# Exercise data
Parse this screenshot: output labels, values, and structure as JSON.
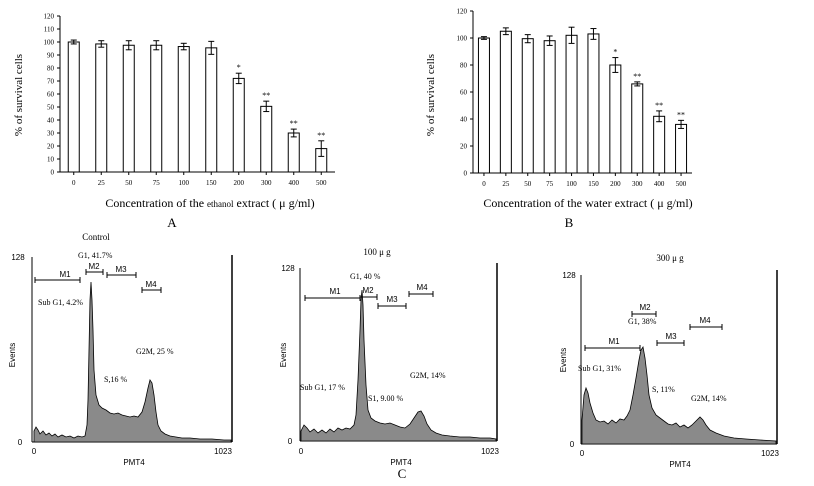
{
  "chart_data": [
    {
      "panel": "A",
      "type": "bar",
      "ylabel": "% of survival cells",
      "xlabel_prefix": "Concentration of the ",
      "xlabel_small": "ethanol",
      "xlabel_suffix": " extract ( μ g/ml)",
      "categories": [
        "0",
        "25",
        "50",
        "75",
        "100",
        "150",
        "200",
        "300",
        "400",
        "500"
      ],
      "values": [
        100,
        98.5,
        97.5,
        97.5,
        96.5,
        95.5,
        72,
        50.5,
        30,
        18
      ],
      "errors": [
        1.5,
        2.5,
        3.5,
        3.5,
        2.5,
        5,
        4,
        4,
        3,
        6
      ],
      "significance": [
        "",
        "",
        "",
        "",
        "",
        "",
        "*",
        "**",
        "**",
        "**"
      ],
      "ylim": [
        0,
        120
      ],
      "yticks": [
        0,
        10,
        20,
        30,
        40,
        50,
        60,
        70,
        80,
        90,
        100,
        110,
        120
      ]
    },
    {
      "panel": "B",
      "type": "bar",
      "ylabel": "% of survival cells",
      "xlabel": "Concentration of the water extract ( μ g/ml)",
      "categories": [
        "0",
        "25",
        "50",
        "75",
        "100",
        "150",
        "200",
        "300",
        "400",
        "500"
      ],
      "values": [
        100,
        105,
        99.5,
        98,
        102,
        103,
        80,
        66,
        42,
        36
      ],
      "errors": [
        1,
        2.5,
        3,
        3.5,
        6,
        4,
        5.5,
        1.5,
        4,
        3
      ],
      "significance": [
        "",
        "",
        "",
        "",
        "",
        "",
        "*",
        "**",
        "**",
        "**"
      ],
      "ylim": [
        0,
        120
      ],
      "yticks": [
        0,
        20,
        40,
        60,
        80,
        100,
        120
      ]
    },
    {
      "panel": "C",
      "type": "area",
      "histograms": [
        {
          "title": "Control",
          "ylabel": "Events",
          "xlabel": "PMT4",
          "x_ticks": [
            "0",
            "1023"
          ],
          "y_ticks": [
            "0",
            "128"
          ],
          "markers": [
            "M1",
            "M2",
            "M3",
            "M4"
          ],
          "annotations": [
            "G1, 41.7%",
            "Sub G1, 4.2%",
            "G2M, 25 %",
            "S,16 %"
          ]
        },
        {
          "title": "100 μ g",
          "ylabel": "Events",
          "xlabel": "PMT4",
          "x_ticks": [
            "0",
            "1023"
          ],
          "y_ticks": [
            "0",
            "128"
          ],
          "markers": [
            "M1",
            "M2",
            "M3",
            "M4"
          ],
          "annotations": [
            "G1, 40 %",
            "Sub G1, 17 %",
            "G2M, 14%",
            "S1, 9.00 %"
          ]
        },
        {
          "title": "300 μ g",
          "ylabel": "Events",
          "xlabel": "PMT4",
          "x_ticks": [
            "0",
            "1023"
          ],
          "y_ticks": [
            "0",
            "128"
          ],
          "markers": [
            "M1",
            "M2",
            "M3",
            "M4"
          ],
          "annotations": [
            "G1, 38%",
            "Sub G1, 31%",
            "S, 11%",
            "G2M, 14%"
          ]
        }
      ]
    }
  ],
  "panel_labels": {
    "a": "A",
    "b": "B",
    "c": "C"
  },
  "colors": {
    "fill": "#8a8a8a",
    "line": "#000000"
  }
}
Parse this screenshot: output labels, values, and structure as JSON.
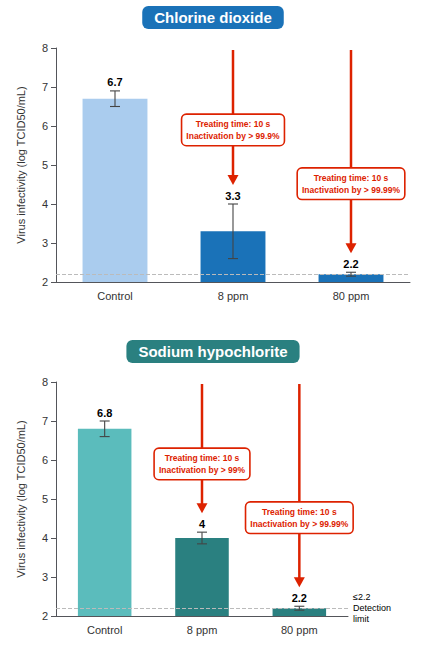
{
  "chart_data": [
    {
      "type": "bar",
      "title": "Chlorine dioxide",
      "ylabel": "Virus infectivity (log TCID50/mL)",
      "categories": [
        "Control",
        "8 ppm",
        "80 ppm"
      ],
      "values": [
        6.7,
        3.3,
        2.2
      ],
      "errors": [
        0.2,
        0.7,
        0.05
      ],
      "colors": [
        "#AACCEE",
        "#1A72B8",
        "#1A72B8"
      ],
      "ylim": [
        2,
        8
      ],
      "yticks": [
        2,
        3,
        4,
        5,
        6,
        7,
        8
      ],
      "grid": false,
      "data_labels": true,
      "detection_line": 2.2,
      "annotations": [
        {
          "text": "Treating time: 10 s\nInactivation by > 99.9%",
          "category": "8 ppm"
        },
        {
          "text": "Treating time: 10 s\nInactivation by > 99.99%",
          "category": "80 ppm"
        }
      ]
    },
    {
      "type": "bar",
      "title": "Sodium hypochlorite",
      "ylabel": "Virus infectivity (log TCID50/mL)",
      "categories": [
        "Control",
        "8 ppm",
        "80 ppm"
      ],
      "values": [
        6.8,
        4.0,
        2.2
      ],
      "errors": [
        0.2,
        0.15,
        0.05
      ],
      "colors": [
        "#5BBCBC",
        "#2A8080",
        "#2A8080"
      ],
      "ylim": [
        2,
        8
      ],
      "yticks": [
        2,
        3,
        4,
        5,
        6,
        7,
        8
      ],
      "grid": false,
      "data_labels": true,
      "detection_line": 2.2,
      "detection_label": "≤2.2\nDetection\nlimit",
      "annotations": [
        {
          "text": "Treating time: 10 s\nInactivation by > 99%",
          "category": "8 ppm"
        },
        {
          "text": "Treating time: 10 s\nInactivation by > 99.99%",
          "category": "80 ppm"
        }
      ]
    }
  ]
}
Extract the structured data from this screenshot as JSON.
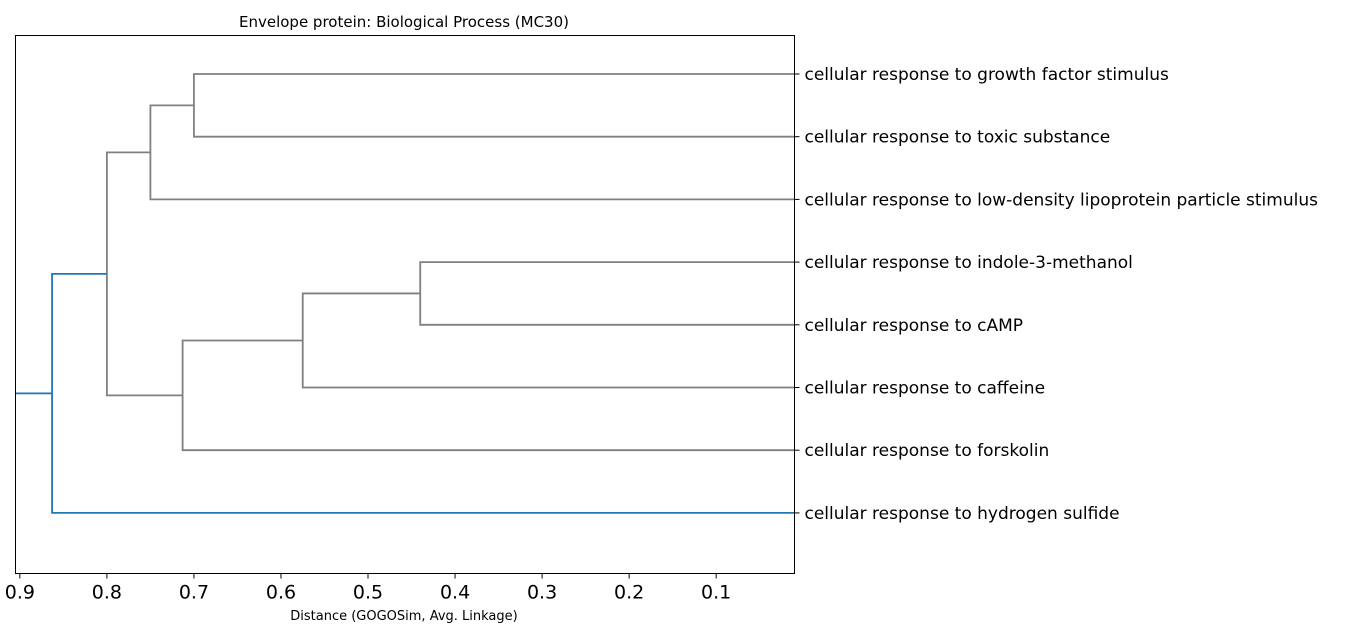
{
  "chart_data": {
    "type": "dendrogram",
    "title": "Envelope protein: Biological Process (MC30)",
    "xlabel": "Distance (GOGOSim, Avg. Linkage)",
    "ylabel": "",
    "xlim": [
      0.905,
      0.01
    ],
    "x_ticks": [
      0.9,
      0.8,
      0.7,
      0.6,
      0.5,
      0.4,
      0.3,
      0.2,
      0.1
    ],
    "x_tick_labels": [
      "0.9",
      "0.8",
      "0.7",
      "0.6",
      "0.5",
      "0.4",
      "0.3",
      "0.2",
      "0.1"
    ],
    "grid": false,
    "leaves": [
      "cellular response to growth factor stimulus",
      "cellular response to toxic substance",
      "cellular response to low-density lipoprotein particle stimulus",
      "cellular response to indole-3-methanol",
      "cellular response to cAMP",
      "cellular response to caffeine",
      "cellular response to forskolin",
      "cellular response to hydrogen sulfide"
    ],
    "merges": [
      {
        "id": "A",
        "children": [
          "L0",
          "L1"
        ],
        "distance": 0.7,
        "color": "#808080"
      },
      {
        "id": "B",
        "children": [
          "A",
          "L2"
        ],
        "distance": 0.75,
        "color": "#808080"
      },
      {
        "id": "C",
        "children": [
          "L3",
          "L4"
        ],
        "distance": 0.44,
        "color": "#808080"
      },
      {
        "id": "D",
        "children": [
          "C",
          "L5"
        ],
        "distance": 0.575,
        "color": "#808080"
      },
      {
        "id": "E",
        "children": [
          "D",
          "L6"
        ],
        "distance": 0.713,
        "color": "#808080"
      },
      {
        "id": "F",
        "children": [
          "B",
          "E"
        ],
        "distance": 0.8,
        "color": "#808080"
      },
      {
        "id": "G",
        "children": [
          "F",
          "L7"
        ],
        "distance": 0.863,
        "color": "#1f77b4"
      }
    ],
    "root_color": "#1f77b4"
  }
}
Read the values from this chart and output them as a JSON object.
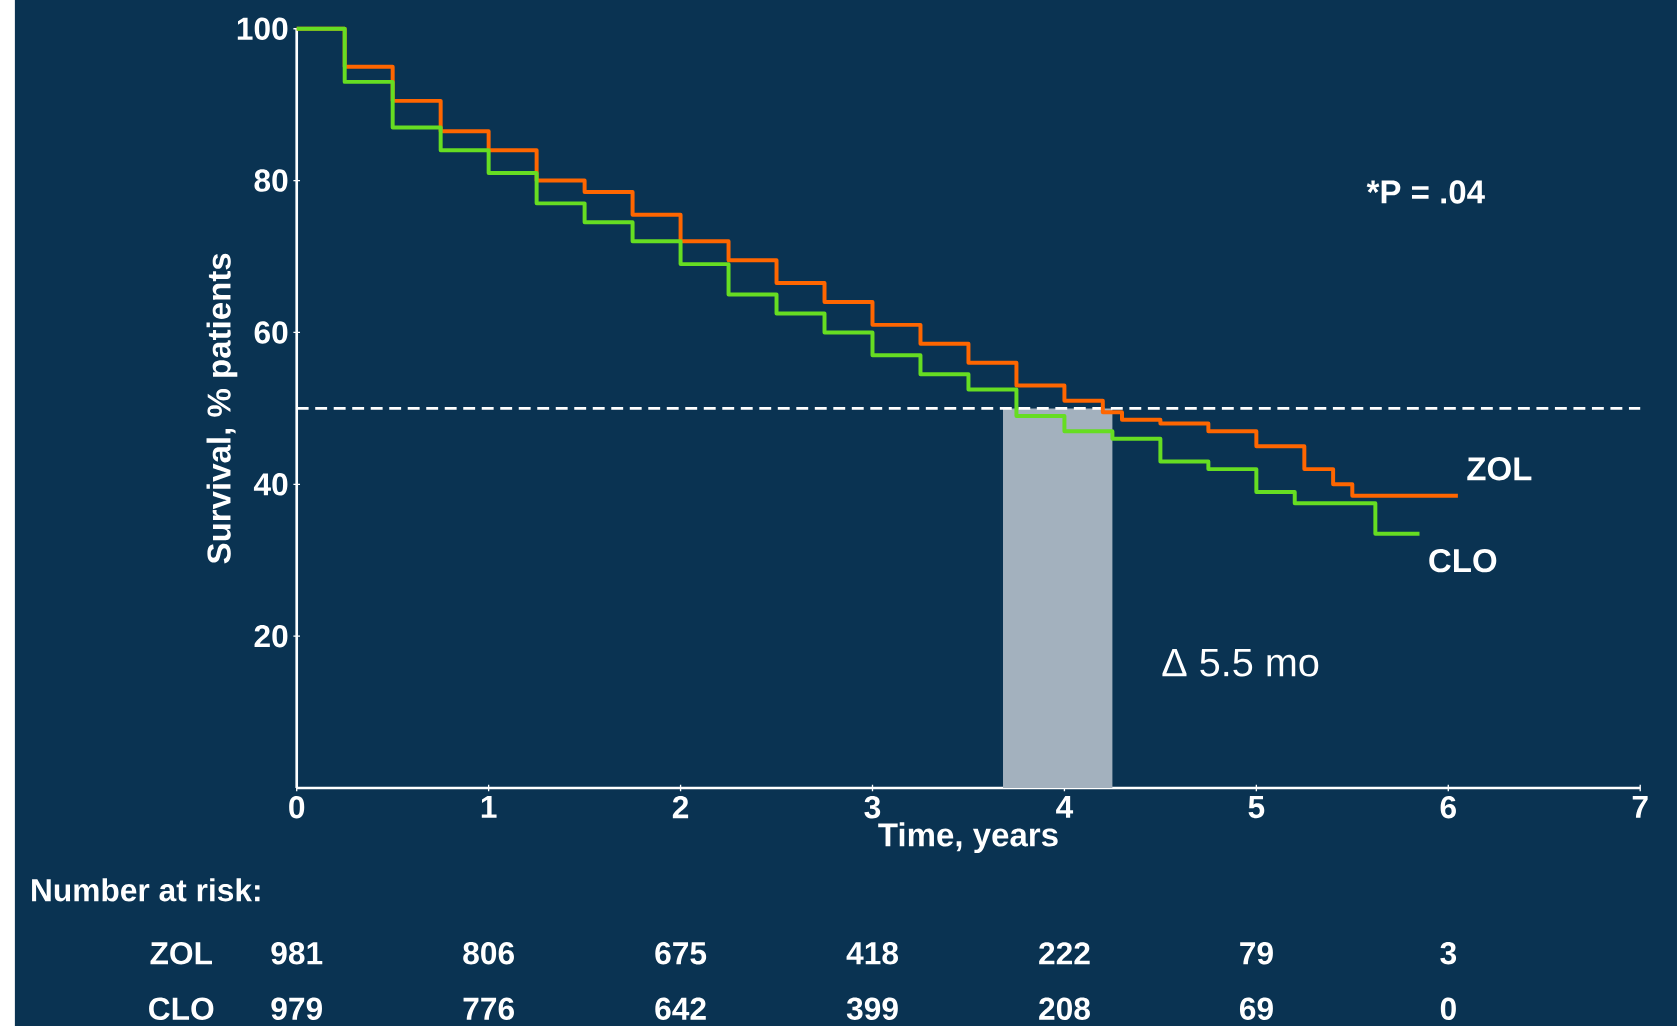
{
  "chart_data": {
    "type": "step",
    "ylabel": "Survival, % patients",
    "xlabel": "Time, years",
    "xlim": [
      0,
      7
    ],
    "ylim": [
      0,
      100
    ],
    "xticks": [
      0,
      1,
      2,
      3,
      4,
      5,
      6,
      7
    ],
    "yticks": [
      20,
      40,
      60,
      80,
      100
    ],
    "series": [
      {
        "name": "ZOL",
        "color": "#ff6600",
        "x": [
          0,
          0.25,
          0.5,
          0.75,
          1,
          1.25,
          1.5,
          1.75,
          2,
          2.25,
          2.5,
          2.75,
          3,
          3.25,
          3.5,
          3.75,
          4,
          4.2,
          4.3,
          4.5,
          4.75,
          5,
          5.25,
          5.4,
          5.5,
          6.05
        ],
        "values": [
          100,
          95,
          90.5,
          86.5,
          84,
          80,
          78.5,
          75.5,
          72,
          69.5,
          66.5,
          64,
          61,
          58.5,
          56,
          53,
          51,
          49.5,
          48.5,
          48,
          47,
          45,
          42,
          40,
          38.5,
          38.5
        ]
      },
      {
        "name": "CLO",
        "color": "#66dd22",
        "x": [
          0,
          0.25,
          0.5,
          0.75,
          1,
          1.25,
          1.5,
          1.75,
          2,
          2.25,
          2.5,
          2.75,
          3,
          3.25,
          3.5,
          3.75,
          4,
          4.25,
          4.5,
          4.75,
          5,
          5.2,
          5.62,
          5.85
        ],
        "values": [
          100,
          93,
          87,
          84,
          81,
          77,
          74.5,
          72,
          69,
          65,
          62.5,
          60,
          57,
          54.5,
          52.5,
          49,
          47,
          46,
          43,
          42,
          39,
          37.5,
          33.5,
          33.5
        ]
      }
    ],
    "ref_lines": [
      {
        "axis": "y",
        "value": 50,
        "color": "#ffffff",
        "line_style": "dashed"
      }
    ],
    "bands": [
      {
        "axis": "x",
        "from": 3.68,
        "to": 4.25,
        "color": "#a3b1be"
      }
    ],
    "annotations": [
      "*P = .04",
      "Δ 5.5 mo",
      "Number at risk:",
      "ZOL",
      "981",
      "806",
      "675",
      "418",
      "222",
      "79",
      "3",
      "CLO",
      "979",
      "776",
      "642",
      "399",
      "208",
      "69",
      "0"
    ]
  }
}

# Task details
The answer must consist of every line above that holds the string "this", copied exactly.

# Result below
Parse this screenshot: output labels, values, and structure as JSON.
Parse this screenshot: output labels, values, and structure as JSON.
Extract the structured data from this screenshot as JSON.
Read the values from this chart and output them as a JSON object.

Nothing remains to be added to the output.